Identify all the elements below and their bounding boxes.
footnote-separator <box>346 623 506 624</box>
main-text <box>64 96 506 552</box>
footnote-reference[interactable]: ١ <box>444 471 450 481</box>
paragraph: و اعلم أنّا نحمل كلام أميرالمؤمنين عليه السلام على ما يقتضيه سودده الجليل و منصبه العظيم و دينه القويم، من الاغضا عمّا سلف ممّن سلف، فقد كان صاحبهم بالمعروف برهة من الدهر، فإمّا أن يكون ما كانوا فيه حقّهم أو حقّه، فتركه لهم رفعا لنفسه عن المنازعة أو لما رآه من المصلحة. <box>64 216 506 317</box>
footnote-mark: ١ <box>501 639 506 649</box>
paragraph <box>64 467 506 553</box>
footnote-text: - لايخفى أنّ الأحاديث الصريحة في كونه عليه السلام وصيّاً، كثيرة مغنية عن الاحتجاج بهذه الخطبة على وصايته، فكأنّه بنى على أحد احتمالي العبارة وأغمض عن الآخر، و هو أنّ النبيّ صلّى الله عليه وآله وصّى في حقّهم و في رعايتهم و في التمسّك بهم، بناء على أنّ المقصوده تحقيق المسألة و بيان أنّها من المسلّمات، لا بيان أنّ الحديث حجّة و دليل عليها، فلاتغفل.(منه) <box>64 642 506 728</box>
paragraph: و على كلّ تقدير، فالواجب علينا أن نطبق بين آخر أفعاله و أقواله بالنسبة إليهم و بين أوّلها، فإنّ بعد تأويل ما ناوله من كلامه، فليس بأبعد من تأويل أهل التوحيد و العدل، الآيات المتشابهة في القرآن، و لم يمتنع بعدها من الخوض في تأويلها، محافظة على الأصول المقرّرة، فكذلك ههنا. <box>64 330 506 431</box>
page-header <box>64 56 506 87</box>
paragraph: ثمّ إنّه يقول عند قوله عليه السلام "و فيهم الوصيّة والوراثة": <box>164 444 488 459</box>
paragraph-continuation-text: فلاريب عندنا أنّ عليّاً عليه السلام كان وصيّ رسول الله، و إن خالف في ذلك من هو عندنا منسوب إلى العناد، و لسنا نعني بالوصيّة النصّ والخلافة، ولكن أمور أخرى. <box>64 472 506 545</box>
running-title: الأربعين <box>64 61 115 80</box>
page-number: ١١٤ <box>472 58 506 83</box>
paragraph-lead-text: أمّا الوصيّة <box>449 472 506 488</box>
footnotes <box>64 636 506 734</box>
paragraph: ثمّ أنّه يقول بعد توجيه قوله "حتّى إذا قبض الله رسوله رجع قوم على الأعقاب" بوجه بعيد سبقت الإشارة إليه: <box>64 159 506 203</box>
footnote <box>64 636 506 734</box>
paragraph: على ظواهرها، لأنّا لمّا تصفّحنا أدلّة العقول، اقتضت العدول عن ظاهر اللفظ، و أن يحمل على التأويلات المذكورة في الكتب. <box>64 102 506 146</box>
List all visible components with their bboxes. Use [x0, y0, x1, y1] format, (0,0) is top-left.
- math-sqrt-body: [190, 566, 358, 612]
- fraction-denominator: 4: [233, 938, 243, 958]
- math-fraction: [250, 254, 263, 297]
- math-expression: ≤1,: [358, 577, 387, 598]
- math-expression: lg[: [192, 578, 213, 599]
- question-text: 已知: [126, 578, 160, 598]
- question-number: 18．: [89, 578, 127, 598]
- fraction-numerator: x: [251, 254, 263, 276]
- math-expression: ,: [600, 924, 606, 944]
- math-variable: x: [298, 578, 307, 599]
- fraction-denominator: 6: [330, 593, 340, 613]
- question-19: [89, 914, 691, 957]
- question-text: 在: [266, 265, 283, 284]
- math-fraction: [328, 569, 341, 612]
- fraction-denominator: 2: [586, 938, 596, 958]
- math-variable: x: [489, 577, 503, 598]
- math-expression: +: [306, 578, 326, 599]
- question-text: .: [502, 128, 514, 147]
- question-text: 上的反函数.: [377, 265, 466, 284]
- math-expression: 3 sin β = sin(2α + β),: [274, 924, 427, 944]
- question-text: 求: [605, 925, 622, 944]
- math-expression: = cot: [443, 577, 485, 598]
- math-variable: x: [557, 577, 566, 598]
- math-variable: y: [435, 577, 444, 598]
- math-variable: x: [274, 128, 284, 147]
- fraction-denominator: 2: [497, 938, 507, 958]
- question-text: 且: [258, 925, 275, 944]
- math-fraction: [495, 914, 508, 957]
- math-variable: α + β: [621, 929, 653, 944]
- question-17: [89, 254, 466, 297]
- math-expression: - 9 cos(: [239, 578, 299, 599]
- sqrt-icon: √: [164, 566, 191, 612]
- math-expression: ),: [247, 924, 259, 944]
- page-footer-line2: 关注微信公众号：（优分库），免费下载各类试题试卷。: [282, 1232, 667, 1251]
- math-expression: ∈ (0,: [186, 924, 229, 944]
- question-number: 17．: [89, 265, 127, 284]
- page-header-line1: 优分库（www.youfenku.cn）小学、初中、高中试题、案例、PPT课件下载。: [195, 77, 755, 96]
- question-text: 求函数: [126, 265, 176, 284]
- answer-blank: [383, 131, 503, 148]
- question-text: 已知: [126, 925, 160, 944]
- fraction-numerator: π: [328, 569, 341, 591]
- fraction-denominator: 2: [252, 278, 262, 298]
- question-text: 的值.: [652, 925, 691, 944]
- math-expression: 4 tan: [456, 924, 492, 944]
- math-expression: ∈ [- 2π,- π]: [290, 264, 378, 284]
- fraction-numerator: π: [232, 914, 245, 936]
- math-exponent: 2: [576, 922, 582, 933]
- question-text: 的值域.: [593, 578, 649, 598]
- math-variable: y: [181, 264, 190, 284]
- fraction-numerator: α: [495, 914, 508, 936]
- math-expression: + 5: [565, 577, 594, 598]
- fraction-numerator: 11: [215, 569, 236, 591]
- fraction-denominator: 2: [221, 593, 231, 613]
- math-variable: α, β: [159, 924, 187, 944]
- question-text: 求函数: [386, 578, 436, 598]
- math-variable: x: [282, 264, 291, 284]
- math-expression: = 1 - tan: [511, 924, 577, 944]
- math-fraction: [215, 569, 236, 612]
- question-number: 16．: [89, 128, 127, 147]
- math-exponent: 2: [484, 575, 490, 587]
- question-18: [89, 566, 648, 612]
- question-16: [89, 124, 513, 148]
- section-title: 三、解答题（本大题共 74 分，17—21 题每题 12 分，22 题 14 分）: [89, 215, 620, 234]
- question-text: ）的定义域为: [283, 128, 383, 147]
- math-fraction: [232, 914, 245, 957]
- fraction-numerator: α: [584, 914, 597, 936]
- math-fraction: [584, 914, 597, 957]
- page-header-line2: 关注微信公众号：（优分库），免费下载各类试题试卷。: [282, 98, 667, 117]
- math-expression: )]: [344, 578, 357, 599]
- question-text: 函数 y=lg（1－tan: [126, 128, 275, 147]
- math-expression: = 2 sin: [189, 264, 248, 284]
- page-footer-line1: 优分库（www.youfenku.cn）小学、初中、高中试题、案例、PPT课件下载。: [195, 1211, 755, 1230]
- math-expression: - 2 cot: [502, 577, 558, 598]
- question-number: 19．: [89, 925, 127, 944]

____________

### GIVEN TASK:
Reproduce the data above, replacing each occurrence of "math-fraction" with "math-frac" and leaving everything else unchanged.

### THE OUTPUT:
Identify all the elements below and their bounding boxes.
footnote-separator <box>346 623 506 624</box>
main-text <box>64 96 506 552</box>
footnote-reference[interactable]: ١ <box>444 471 450 481</box>
paragraph: و اعلم أنّا نحمل كلام أميرالمؤمنين عليه السلام على ما يقتضيه سودده الجليل و منصبه العظيم و دينه القويم، من الاغضا عمّا سلف ممّن سلف، فقد كان صاحبهم بالمعروف برهة من الدهر، فإمّا أن يكون ما كانوا فيه حقّهم أو حقّه، فتركه لهم رفعا لنفسه عن المنازعة أو لما رآه من المصلحة. <box>64 216 506 317</box>
footnote-mark: ١ <box>501 639 506 649</box>
paragraph <box>64 467 506 553</box>
footnote-text: - لايخفى أنّ الأحاديث الصريحة في كونه عليه السلام وصيّاً، كثيرة مغنية عن الاحتجاج بهذه الخطبة على وصايته، فكأنّه بنى على أحد احتمالي العبارة وأغمض عن الآخر، و هو أنّ النبيّ صلّى الله عليه وآله وصّى في حقّهم و في رعايتهم و في التمسّك بهم، بناء على أنّ المقصوده تحقيق المسألة و بيان أنّها من المسلّمات، لا بيان أنّ الحديث حجّة و دليل عليها، فلاتغفل.(منه) <box>64 642 506 728</box>
paragraph: و على كلّ تقدير، فالواجب علينا أن نطبق بين آخر أفعاله و أقواله بالنسبة إليهم و بين أوّلها، فإنّ بعد تأويل ما ناوله من كلامه، فليس بأبعد من تأويل أهل التوحيد و العدل، الآيات المتشابهة في القرآن، و لم يمتنع بعدها من الخوض في تأويلها، محافظة على الأصول المقرّرة، فكذلك ههنا. <box>64 330 506 431</box>
page-header <box>64 56 506 87</box>
paragraph: ثمّ إنّه يقول عند قوله عليه السلام "و فيهم الوصيّة والوراثة": <box>164 444 488 459</box>
paragraph-continuation-text: فلاريب عندنا أنّ عليّاً عليه السلام كان وصيّ رسول الله، و إن خالف في ذلك من هو عندنا منسوب إلى العناد، و لسنا نعني بالوصيّة النصّ والخلافة، ولكن أمور أخرى. <box>64 472 506 545</box>
running-title: الأربعين <box>64 61 115 80</box>
page-number: ١١٤ <box>472 58 506 83</box>
paragraph-lead-text: أمّا الوصيّة <box>449 472 506 488</box>
footnotes <box>64 636 506 734</box>
paragraph: ثمّ أنّه يقول بعد توجيه قوله "حتّى إذا قبض الله رسوله رجع قوم على الأعقاب" بوجه بعيد سبقت الإشارة إليه: <box>64 159 506 203</box>
footnote <box>64 636 506 734</box>
paragraph: على ظواهرها، لأنّا لمّا تصفّحنا أدلّة العقول، اقتضت العدول عن ظاهر اللفظ، و أن يحمل على التأويلات المذكورة في الكتب. <box>64 102 506 146</box>
List all visible components with their bboxes. Use [x0, y0, x1, y1] format, (0,0) is top-left.
- math-sqrt-body: [190, 566, 358, 612]
- fraction-denominator: 4: [233, 938, 243, 958]
- math-frac: [250, 254, 263, 297]
- math-expression: ≤1,: [358, 577, 387, 598]
- math-expression: lg[: [192, 578, 213, 599]
- question-text: 已知: [126, 578, 160, 598]
- question-number: 18．: [89, 578, 127, 598]
- fraction-numerator: x: [251, 254, 263, 276]
- math-expression: ,: [600, 924, 606, 944]
- math-variable: x: [298, 578, 307, 599]
- fraction-denominator: 6: [330, 593, 340, 613]
- question-19: [89, 914, 691, 957]
- question-text: 在: [266, 265, 283, 284]
- math-frac: [328, 569, 341, 612]
- fraction-denominator: 2: [586, 938, 596, 958]
- math-variable: x: [489, 577, 503, 598]
- math-expression: +: [306, 578, 326, 599]
- question-text: .: [502, 128, 514, 147]
- question-text: 上的反函数.: [377, 265, 466, 284]
- math-expression: 3 sin β = sin(2α + β),: [274, 924, 427, 944]
- question-text: 求: [605, 925, 622, 944]
- math-expression: = cot: [443, 577, 485, 598]
- math-variable: x: [557, 577, 566, 598]
- math-variable: y: [435, 577, 444, 598]
- math-variable: x: [274, 128, 284, 147]
- fraction-denominator: 2: [497, 938, 507, 958]
- question-text: 且: [258, 925, 275, 944]
- math-frac: [495, 914, 508, 957]
- math-variable: α + β: [621, 929, 653, 944]
- question-17: [89, 254, 466, 297]
- math-expression: - 9 cos(: [239, 578, 299, 599]
- sqrt-icon: √: [164, 566, 191, 612]
- math-expression: ),: [247, 924, 259, 944]
- page-footer-line2: 关注微信公众号：（优分库），免费下载各类试题试卷。: [282, 1232, 667, 1251]
- math-expression: ∈ (0,: [186, 924, 229, 944]
- question-number: 17．: [89, 265, 127, 284]
- page-header-line1: 优分库（www.youfenku.cn）小学、初中、高中试题、案例、PPT课件下载。: [195, 77, 755, 96]
- question-text: 求函数: [126, 265, 176, 284]
- answer-blank: [383, 131, 503, 148]
- question-text: 已知: [126, 925, 160, 944]
- fraction-numerator: π: [328, 569, 341, 591]
- fraction-denominator: 2: [252, 278, 262, 298]
- question-text: 的值.: [652, 925, 691, 944]
- math-expression: 4 tan: [456, 924, 492, 944]
- math-expression: ∈ [- 2π,- π]: [290, 264, 378, 284]
- fraction-numerator: π: [232, 914, 245, 936]
- math-exponent: 2: [576, 922, 582, 933]
- question-text: 的值域.: [593, 578, 649, 598]
- math-variable: y: [181, 264, 190, 284]
- fraction-numerator: α: [495, 914, 508, 936]
- math-expression: + 5: [565, 577, 594, 598]
- fraction-numerator: 11: [215, 569, 236, 591]
- fraction-denominator: 2: [221, 593, 231, 613]
- math-variable: α, β: [159, 924, 187, 944]
- question-text: 求函数: [386, 578, 436, 598]
- math-variable: x: [282, 264, 291, 284]
- math-expression: = 1 - tan: [511, 924, 577, 944]
- math-frac: [215, 569, 236, 612]
- question-number: 16．: [89, 128, 127, 147]
- math-exponent: 2: [484, 575, 490, 587]
- question-18: [89, 566, 648, 612]
- question-16: [89, 124, 513, 148]
- section-title: 三、解答题（本大题共 74 分，17—21 题每题 12 分，22 题 14 分）: [89, 215, 620, 234]
- question-text: ）的定义域为: [283, 128, 383, 147]
- math-frac: [232, 914, 245, 957]
- fraction-numerator: α: [584, 914, 597, 936]
- math-frac: [584, 914, 597, 957]
- page-header-line2: 关注微信公众号：（优分库），免费下载各类试题试卷。: [282, 98, 667, 117]
- math-expression: )]: [344, 578, 357, 599]
- question-text: 函数 y=lg（1－tan: [126, 128, 275, 147]
- math-expression: = 2 sin: [189, 264, 248, 284]
- page-footer-line1: 优分库（www.youfenku.cn）小学、初中、高中试题、案例、PPT课件下载。: [195, 1211, 755, 1230]
- math-expression: - 2 cot: [502, 577, 558, 598]
- question-number: 19．: [89, 925, 127, 944]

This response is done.